EXCERPTED DATA -
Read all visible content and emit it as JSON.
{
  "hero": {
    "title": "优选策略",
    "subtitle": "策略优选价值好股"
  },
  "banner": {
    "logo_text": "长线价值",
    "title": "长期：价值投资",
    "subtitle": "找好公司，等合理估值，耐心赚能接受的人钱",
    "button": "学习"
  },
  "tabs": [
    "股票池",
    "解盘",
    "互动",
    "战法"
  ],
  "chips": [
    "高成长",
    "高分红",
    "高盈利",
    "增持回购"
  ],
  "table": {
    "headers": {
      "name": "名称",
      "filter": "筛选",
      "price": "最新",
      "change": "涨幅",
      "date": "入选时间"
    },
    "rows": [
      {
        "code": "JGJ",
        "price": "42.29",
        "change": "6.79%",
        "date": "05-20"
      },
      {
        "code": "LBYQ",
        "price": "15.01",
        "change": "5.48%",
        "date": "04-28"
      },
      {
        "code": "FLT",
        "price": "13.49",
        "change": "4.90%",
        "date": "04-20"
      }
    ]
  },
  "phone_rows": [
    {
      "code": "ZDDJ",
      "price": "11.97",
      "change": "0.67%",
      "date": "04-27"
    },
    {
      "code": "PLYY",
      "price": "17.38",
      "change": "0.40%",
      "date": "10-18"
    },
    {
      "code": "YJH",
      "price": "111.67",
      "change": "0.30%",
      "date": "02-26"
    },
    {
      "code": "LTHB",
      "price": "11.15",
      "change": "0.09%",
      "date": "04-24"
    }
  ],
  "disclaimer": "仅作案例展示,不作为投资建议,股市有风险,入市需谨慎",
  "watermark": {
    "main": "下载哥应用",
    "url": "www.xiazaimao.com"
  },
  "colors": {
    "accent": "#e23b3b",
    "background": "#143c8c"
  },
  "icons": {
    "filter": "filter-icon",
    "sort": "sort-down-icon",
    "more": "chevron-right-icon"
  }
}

TASK PROMPT - Among the lines of the listing, how many hold the string "change"? Respond with only the number.

REPLY - 8